Goal » The records that follow need to be output exactly as they are.
— begin —
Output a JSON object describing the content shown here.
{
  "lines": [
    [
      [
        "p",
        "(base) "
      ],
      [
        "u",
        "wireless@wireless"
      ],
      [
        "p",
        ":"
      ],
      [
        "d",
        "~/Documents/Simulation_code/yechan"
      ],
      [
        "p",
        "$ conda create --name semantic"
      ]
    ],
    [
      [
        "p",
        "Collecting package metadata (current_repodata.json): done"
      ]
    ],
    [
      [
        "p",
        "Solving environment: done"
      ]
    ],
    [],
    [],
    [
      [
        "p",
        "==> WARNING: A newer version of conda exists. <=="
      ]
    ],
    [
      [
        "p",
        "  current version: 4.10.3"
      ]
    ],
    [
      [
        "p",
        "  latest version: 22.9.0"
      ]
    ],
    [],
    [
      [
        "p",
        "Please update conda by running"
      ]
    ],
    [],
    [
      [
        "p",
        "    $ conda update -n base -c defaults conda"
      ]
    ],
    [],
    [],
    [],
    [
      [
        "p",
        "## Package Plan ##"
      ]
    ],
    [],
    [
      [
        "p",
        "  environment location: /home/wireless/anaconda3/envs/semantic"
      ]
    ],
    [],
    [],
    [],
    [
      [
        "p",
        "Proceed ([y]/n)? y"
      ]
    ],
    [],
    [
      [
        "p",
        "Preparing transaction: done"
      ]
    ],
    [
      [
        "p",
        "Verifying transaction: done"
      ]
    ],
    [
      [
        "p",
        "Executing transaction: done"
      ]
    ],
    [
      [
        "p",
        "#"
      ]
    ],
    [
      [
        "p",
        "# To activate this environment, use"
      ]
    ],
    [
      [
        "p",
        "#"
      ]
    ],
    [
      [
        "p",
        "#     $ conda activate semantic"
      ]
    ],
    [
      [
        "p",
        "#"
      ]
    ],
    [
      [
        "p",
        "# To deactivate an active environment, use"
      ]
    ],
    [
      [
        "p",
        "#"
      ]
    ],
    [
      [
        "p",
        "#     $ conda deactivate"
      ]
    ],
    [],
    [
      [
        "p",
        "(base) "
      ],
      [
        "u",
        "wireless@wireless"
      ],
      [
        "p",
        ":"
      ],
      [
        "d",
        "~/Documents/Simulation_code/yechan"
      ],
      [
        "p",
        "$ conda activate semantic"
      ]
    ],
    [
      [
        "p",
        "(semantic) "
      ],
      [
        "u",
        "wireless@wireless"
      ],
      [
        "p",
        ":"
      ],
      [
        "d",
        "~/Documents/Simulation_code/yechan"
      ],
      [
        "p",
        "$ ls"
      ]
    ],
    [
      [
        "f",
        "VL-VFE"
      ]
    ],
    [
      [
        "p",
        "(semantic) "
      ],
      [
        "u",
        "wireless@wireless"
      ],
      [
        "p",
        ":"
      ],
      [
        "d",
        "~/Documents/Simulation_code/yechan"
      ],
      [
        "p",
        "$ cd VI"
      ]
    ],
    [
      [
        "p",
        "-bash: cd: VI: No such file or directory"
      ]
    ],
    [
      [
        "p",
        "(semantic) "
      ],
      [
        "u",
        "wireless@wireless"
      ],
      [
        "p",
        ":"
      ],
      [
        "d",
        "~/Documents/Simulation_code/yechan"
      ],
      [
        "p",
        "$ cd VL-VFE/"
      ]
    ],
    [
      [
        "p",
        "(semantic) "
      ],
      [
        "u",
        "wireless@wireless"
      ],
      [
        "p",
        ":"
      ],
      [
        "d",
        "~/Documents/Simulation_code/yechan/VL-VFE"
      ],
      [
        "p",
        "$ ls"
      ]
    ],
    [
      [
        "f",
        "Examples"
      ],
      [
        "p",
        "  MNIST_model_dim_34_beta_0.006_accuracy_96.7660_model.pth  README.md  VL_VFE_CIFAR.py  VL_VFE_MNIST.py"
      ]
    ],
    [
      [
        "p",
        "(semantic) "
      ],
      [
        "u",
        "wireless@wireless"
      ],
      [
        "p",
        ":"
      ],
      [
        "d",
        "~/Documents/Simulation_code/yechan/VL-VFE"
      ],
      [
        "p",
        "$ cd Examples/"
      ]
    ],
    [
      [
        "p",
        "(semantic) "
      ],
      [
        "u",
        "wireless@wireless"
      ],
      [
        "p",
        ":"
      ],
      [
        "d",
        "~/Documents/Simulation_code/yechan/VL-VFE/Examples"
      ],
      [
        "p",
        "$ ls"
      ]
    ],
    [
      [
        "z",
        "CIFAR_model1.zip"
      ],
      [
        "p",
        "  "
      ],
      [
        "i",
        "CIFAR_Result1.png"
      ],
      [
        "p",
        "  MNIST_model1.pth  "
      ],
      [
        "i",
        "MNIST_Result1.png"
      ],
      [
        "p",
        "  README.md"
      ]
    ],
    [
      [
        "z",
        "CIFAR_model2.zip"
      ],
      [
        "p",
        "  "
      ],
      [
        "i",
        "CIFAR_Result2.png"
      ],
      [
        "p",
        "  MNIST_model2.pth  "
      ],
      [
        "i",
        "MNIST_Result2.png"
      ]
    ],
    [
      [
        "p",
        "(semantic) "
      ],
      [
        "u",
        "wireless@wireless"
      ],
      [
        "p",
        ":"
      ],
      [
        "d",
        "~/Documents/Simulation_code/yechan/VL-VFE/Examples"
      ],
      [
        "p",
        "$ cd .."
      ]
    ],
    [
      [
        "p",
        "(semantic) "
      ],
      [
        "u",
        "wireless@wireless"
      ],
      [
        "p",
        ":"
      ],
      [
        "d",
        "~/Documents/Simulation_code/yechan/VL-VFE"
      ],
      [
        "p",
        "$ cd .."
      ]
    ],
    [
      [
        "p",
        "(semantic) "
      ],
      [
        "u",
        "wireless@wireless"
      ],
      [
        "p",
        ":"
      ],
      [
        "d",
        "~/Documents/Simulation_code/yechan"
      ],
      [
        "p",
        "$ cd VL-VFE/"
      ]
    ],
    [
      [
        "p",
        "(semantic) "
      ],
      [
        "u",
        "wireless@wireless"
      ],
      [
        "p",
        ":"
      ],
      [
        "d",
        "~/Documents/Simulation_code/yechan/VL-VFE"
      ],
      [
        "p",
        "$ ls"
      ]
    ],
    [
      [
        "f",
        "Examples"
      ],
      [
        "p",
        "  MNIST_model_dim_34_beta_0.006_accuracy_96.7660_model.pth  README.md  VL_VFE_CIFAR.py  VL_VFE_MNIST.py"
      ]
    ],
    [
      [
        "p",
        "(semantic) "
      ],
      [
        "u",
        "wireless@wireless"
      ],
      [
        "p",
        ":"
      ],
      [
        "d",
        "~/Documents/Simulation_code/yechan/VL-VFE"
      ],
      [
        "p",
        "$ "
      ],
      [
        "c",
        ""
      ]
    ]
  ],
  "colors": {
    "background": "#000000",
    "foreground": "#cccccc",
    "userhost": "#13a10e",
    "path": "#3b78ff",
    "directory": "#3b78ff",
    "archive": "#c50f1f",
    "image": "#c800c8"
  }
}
— end —
Correct response »
Output a JSON object describing the content shown here.
{
  "lines": [
    [
      [
        "p",
        "(base) "
      ],
      [
        "u",
        "wireless@wireless"
      ],
      [
        "p",
        ":"
      ],
      [
        "d",
        "~/Documents/Simulation_code/yechan"
      ],
      [
        "p",
        "$ conda create --name semantic"
      ]
    ],
    [
      [
        "p",
        "Collecting package metadata (current_repodata.json): done"
      ]
    ],
    [
      [
        "p",
        "Solving environment: done"
      ]
    ],
    [],
    [],
    [
      [
        "p",
        "==> WARNING: A newer version of conda exists. <=="
      ]
    ],
    [
      [
        "p",
        "  current version: 4.10.3"
      ]
    ],
    [
      [
        "p",
        "  latest version: 22.9.0"
      ]
    ],
    [],
    [
      [
        "p",
        "Please update conda by running"
      ]
    ],
    [],
    [
      [
        "p",
        "    $ conda update -n base -c defaults conda"
      ]
    ],
    [],
    [],
    [],
    [
      [
        "p",
        "## Package Plan ##"
      ]
    ],
    [],
    [
      [
        "p",
        "  environment location: /home/wireless/anaconda3/envs/semantic"
      ]
    ],
    [],
    [],
    [],
    [
      [
        "p",
        "Proceed ([y]/n)? y"
      ]
    ],
    [],
    [
      [
        "p",
        "Preparing transaction: done"
      ]
    ],
    [
      [
        "p",
        "Verifying transaction: done"
      ]
    ],
    [
      [
        "p",
        "Executing transaction: done"
      ]
    ],
    [
      [
        "p",
        "#"
      ]
    ],
    [
      [
        "p",
        "# To activate this environment, use"
      ]
    ],
    [
      [
        "p",
        "#"
      ]
    ],
    [
      [
        "p",
        "#     $ conda activate semantic"
      ]
    ],
    [
      [
        "p",
        "#"
      ]
    ],
    [
      [
        "p",
        "# To deactivate an active environment, use"
      ]
    ],
    [
      [
        "p",
        "#"
      ]
    ],
    [
      [
        "p",
        "#     $ conda deactivate"
      ]
    ],
    [],
    [
      [
        "p",
        "(base) "
      ],
      [
        "u",
        "wireless@wireless"
      ],
      [
        "p",
        ":"
      ],
      [
        "d",
        "~/Documents/Simulation_code/yechan"
      ],
      [
        "p",
        "$ conda activate semantic"
      ]
    ],
    [
      [
        "p",
        "(semantic) "
      ],
      [
        "u",
        "wireless@wireless"
      ],
      [
        "p",
        ":"
      ],
      [
        "d",
        "~/Documents/Simulation_code/yechan"
      ],
      [
        "p",
        "$ ls"
      ]
    ],
    [
      [
        "f",
        "VL-VFE"
      ]
    ],
    [
      [
        "p",
        "(semantic) "
      ],
      [
        "u",
        "wireless@wireless"
      ],
      [
        "p",
        ":"
      ],
      [
        "d",
        "~/Documents/Simulation_code/yechan"
      ],
      [
        "p",
        "$ cd VI"
      ]
    ],
    [
      [
        "p",
        "-bash: cd: VI: No such file or directory"
      ]
    ],
    [
      [
        "p",
        "(semantic) "
      ],
      [
        "u",
        "wireless@wireless"
      ],
      [
        "p",
        ":"
      ],
      [
        "d",
        "~/Documents/Simulation_code/yechan"
      ],
      [
        "p",
        "$ cd VL-VFE/"
      ]
    ],
    [
      [
        "p",
        "(semantic) "
      ],
      [
        "u",
        "wireless@wireless"
      ],
      [
        "p",
        ":"
      ],
      [
        "d",
        "~/Documents/Simulation_code/yechan/VL-VFE"
      ],
      [
        "p",
        "$ ls"
      ]
    ],
    [
      [
        "f",
        "Examples"
      ],
      [
        "p",
        "  MNIST_model_dim_34_beta_0.006_accuracy_96.7660_model.pth  README.md  VL_VFE_CIFAR.py  VL_VFE_MNIST.py"
      ]
    ],
    [
      [
        "p",
        "(semantic) "
      ],
      [
        "u",
        "wireless@wireless"
      ],
      [
        "p",
        ":"
      ],
      [
        "d",
        "~/Documents/Simulation_code/yechan/VL-VFE"
      ],
      [
        "p",
        "$ cd Examples/"
      ]
    ],
    [
      [
        "p",
        "(semantic) "
      ],
      [
        "u",
        "wireless@wireless"
      ],
      [
        "p",
        ":"
      ],
      [
        "d",
        "~/Documents/Simulation_code/yechan/VL-VFE/Examples"
      ],
      [
        "p",
        "$ ls"
      ]
    ],
    [
      [
        "z",
        "CIFAR_model1.zip"
      ],
      [
        "p",
        "  "
      ],
      [
        "i",
        "CIFAR_Result1.png"
      ],
      [
        "p",
        "  MNIST_model1.pth  "
      ],
      [
        "i",
        "MNIST_Result1.png"
      ],
      [
        "p",
        "  README.md"
      ]
    ],
    [
      [
        "z",
        "CIFAR_model2.zip"
      ],
      [
        "p",
        "  "
      ],
      [
        "i",
        "CIFAR_Result2.png"
      ],
      [
        "p",
        "  MNIST_model2.pth  "
      ],
      [
        "i",
        "MNIST_Result2.png"
      ]
    ],
    [
      [
        "p",
        "(semantic) "
      ],
      [
        "u",
        "wireless@wireless"
      ],
      [
        "p",
        ":"
      ],
      [
        "d",
        "~/Documents/Simulation_code/yechan/VL-VFE/Examples"
      ],
      [
        "p",
        "$ cd .."
      ]
    ],
    [
      [
        "p",
        "(semantic) "
      ],
      [
        "u",
        "wireless@wireless"
      ],
      [
        "p",
        ":"
      ],
      [
        "d",
        "~/Documents/Simulation_code/yechan/VL-VFE"
      ],
      [
        "p",
        "$ cd .."
      ]
    ],
    [
      [
        "p",
        "(semantic) "
      ],
      [
        "u",
        "wireless@wireless"
      ],
      [
        "p",
        ":"
      ],
      [
        "d",
        "~/Documents/Simulation_code/yechan"
      ],
      [
        "p",
        "$ cd VL-VFE/"
      ]
    ],
    [
      [
        "p",
        "(semantic) "
      ],
      [
        "u",
        "wireless@wireless"
      ],
      [
        "p",
        ":"
      ],
      [
        "d",
        "~/Documents/Simulation_code/yechan/VL-VFE"
      ],
      [
        "p",
        "$ ls"
      ]
    ],
    [
      [
        "f",
        "Examples"
      ],
      [
        "p",
        "  MNIST_model_dim_34_beta_0.006_accuracy_96.7660_model.pth  README.md  VL_VFE_CIFAR.py  VL_VFE_MNIST.py"
      ]
    ],
    [
      [
        "p",
        "(semantic) "
      ],
      [
        "u",
        "wireless@wireless"
      ],
      [
        "p",
        ":"
      ],
      [
        "d",
        "~/Documents/Simulation_code/yechan/VL-VFE"
      ],
      [
        "p",
        "$ "
      ],
      [
        "c",
        ""
      ]
    ]
  ],
  "colors": {
    "background": "#000000",
    "foreground": "#cccccc",
    "userhost": "#13a10e",
    "path": "#3b78ff",
    "directory": "#3b78ff",
    "archive": "#c50f1f",
    "image": "#c800c8"
  }
}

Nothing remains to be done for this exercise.